[GIVEN INSTRUCTION]:
Transcribe all records exactly.

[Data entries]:
start

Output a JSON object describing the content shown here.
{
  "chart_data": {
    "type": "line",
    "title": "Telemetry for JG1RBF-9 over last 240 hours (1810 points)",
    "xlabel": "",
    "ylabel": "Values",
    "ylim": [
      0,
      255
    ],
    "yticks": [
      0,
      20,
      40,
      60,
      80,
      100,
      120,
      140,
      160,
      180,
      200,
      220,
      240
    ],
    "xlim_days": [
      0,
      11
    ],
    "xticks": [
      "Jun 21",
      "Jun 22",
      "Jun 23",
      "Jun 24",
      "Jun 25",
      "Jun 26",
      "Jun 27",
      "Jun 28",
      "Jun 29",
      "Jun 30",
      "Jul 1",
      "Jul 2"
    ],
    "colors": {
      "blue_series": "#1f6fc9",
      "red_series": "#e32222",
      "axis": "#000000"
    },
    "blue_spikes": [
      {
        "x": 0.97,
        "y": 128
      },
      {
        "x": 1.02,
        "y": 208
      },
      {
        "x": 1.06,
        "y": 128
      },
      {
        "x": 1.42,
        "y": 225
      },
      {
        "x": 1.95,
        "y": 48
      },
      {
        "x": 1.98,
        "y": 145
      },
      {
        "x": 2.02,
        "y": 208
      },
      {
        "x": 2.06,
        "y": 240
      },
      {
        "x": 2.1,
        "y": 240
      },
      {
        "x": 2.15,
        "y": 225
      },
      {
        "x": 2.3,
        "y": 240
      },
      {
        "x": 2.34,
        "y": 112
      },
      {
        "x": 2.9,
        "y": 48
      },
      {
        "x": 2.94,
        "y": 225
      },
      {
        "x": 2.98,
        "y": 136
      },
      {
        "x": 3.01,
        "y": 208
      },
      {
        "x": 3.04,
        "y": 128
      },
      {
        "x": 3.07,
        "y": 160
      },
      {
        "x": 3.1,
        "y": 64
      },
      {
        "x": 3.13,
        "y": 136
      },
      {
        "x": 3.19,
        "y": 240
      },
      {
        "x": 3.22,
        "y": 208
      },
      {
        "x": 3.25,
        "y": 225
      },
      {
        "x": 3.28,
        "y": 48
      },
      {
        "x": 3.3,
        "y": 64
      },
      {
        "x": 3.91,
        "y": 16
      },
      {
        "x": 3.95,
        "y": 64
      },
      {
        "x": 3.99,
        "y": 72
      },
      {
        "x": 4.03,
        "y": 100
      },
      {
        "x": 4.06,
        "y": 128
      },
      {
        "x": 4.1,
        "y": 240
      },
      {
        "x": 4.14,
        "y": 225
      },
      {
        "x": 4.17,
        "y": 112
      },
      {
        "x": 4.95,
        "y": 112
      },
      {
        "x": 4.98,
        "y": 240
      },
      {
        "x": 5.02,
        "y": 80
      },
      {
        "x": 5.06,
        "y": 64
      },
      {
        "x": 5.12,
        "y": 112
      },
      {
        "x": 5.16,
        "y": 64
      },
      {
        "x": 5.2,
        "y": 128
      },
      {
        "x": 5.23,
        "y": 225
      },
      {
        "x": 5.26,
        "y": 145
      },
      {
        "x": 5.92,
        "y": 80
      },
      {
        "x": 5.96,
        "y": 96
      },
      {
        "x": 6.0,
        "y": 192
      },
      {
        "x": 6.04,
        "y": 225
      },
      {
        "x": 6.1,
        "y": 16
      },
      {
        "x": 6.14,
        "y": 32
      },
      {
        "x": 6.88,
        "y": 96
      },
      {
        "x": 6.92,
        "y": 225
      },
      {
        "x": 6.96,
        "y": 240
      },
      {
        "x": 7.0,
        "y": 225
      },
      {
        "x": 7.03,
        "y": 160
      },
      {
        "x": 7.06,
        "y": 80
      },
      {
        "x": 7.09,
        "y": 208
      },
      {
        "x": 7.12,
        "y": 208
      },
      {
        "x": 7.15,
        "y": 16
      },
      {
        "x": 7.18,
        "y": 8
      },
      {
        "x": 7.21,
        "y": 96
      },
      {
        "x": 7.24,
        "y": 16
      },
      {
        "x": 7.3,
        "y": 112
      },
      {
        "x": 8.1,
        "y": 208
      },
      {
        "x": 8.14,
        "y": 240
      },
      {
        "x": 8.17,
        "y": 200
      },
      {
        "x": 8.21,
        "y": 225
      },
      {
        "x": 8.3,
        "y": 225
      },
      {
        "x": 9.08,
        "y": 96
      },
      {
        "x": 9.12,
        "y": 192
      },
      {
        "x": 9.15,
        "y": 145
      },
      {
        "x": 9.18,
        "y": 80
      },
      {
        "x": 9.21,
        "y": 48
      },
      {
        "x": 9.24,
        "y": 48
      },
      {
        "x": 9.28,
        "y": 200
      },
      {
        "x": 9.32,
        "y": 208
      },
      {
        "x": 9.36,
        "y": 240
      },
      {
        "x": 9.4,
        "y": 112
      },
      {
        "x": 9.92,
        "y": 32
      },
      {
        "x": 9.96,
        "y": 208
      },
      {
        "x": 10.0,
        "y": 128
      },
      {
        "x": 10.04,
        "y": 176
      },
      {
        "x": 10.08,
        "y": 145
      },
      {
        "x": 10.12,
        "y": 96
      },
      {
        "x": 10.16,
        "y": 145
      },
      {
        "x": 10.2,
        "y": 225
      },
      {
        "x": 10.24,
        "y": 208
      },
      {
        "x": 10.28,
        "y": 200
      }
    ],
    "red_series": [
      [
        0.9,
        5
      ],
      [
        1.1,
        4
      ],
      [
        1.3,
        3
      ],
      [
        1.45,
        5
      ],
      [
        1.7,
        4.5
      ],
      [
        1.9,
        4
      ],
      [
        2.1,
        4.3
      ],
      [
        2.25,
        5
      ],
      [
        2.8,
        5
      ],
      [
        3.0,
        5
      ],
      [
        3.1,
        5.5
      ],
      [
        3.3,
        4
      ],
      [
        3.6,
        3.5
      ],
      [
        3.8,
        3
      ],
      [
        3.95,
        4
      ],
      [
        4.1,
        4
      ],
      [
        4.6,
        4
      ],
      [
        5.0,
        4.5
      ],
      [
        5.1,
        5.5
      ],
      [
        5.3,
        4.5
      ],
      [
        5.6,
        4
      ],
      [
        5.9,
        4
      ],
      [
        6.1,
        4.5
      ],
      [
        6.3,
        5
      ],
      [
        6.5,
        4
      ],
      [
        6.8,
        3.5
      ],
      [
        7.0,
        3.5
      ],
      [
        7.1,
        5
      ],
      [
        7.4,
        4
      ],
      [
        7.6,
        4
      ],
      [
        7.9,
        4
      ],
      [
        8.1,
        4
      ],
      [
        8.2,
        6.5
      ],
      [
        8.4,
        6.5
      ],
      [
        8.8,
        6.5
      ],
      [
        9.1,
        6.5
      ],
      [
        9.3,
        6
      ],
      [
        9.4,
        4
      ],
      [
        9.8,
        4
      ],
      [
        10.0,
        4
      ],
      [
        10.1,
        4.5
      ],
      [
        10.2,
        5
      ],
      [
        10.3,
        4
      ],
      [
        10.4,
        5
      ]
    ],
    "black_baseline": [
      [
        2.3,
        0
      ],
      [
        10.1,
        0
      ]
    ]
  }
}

end

[RESULT OF THIS EXERCISE]:
Output a JSON object describing the content shown here.
{
  "chart_data": {
    "type": "line",
    "title": "Telemetry for JG1RBF-9 over last 240 hours (1810 points)",
    "xlabel": "",
    "ylabel": "Values",
    "ylim": [
      0,
      255
    ],
    "yticks": [
      0,
      20,
      40,
      60,
      80,
      100,
      120,
      140,
      160,
      180,
      200,
      220,
      240
    ],
    "xlim_days": [
      0,
      11
    ],
    "xticks": [
      "Jun 21",
      "Jun 22",
      "Jun 23",
      "Jun 24",
      "Jun 25",
      "Jun 26",
      "Jun 27",
      "Jun 28",
      "Jun 29",
      "Jun 30",
      "Jul 1",
      "Jul 2"
    ],
    "colors": {
      "blue_series": "#1f6fc9",
      "red_series": "#e32222",
      "axis": "#000000"
    },
    "blue_spikes": [
      {
        "x": 0.97,
        "y": 128
      },
      {
        "x": 1.02,
        "y": 208
      },
      {
        "x": 1.06,
        "y": 128
      },
      {
        "x": 1.42,
        "y": 225
      },
      {
        "x": 1.95,
        "y": 48
      },
      {
        "x": 1.98,
        "y": 145
      },
      {
        "x": 2.02,
        "y": 208
      },
      {
        "x": 2.06,
        "y": 240
      },
      {
        "x": 2.1,
        "y": 240
      },
      {
        "x": 2.15,
        "y": 225
      },
      {
        "x": 2.3,
        "y": 240
      },
      {
        "x": 2.34,
        "y": 112
      },
      {
        "x": 2.9,
        "y": 48
      },
      {
        "x": 2.94,
        "y": 225
      },
      {
        "x": 2.98,
        "y": 136
      },
      {
        "x": 3.01,
        "y": 208
      },
      {
        "x": 3.04,
        "y": 128
      },
      {
        "x": 3.07,
        "y": 160
      },
      {
        "x": 3.1,
        "y": 64
      },
      {
        "x": 3.13,
        "y": 136
      },
      {
        "x": 3.19,
        "y": 240
      },
      {
        "x": 3.22,
        "y": 208
      },
      {
        "x": 3.25,
        "y": 225
      },
      {
        "x": 3.28,
        "y": 48
      },
      {
        "x": 3.3,
        "y": 64
      },
      {
        "x": 3.91,
        "y": 16
      },
      {
        "x": 3.95,
        "y": 64
      },
      {
        "x": 3.99,
        "y": 72
      },
      {
        "x": 4.03,
        "y": 100
      },
      {
        "x": 4.06,
        "y": 128
      },
      {
        "x": 4.1,
        "y": 240
      },
      {
        "x": 4.14,
        "y": 225
      },
      {
        "x": 4.17,
        "y": 112
      },
      {
        "x": 4.95,
        "y": 112
      },
      {
        "x": 4.98,
        "y": 240
      },
      {
        "x": 5.02,
        "y": 80
      },
      {
        "x": 5.06,
        "y": 64
      },
      {
        "x": 5.12,
        "y": 112
      },
      {
        "x": 5.16,
        "y": 64
      },
      {
        "x": 5.2,
        "y": 128
      },
      {
        "x": 5.23,
        "y": 225
      },
      {
        "x": 5.26,
        "y": 145
      },
      {
        "x": 5.92,
        "y": 80
      },
      {
        "x": 5.96,
        "y": 96
      },
      {
        "x": 6.0,
        "y": 192
      },
      {
        "x": 6.04,
        "y": 225
      },
      {
        "x": 6.1,
        "y": 16
      },
      {
        "x": 6.14,
        "y": 32
      },
      {
        "x": 6.88,
        "y": 96
      },
      {
        "x": 6.92,
        "y": 225
      },
      {
        "x": 6.96,
        "y": 240
      },
      {
        "x": 7.0,
        "y": 225
      },
      {
        "x": 7.03,
        "y": 160
      },
      {
        "x": 7.06,
        "y": 80
      },
      {
        "x": 7.09,
        "y": 208
      },
      {
        "x": 7.12,
        "y": 208
      },
      {
        "x": 7.15,
        "y": 16
      },
      {
        "x": 7.18,
        "y": 8
      },
      {
        "x": 7.21,
        "y": 96
      },
      {
        "x": 7.24,
        "y": 16
      },
      {
        "x": 7.3,
        "y": 112
      },
      {
        "x": 8.1,
        "y": 208
      },
      {
        "x": 8.14,
        "y": 240
      },
      {
        "x": 8.17,
        "y": 200
      },
      {
        "x": 8.21,
        "y": 225
      },
      {
        "x": 8.3,
        "y": 225
      },
      {
        "x": 9.08,
        "y": 96
      },
      {
        "x": 9.12,
        "y": 192
      },
      {
        "x": 9.15,
        "y": 145
      },
      {
        "x": 9.18,
        "y": 80
      },
      {
        "x": 9.21,
        "y": 48
      },
      {
        "x": 9.24,
        "y": 48
      },
      {
        "x": 9.28,
        "y": 200
      },
      {
        "x": 9.32,
        "y": 208
      },
      {
        "x": 9.36,
        "y": 240
      },
      {
        "x": 9.4,
        "y": 112
      },
      {
        "x": 9.92,
        "y": 32
      },
      {
        "x": 9.96,
        "y": 208
      },
      {
        "x": 10.0,
        "y": 128
      },
      {
        "x": 10.04,
        "y": 176
      },
      {
        "x": 10.08,
        "y": 145
      },
      {
        "x": 10.12,
        "y": 96
      },
      {
        "x": 10.16,
        "y": 145
      },
      {
        "x": 10.2,
        "y": 225
      },
      {
        "x": 10.24,
        "y": 208
      },
      {
        "x": 10.28,
        "y": 200
      }
    ],
    "red_series": [
      [
        0.9,
        5
      ],
      [
        1.1,
        4
      ],
      [
        1.3,
        3
      ],
      [
        1.45,
        5
      ],
      [
        1.7,
        4.5
      ],
      [
        1.9,
        4
      ],
      [
        2.1,
        4.3
      ],
      [
        2.25,
        5
      ],
      [
        2.8,
        5
      ],
      [
        3.0,
        5
      ],
      [
        3.1,
        5.5
      ],
      [
        3.3,
        4
      ],
      [
        3.6,
        3.5
      ],
      [
        3.8,
        3
      ],
      [
        3.95,
        4
      ],
      [
        4.1,
        4
      ],
      [
        4.6,
        4
      ],
      [
        5.0,
        4.5
      ],
      [
        5.1,
        5.5
      ],
      [
        5.3,
        4.5
      ],
      [
        5.6,
        4
      ],
      [
        5.9,
        4
      ],
      [
        6.1,
        4.5
      ],
      [
        6.3,
        5
      ],
      [
        6.5,
        4
      ],
      [
        6.8,
        3.5
      ],
      [
        7.0,
        3.5
      ],
      [
        7.1,
        5
      ],
      [
        7.4,
        4
      ],
      [
        7.6,
        4
      ],
      [
        7.9,
        4
      ],
      [
        8.1,
        4
      ],
      [
        8.2,
        6.5
      ],
      [
        8.4,
        6.5
      ],
      [
        8.8,
        6.5
      ],
      [
        9.1,
        6.5
      ],
      [
        9.3,
        6
      ],
      [
        9.4,
        4
      ],
      [
        9.8,
        4
      ],
      [
        10.0,
        4
      ],
      [
        10.1,
        4.5
      ],
      [
        10.2,
        5
      ],
      [
        10.3,
        4
      ],
      [
        10.4,
        5
      ]
    ],
    "black_baseline": [
      [
        2.3,
        0
      ],
      [
        10.1,
        0
      ]
    ]
  }
}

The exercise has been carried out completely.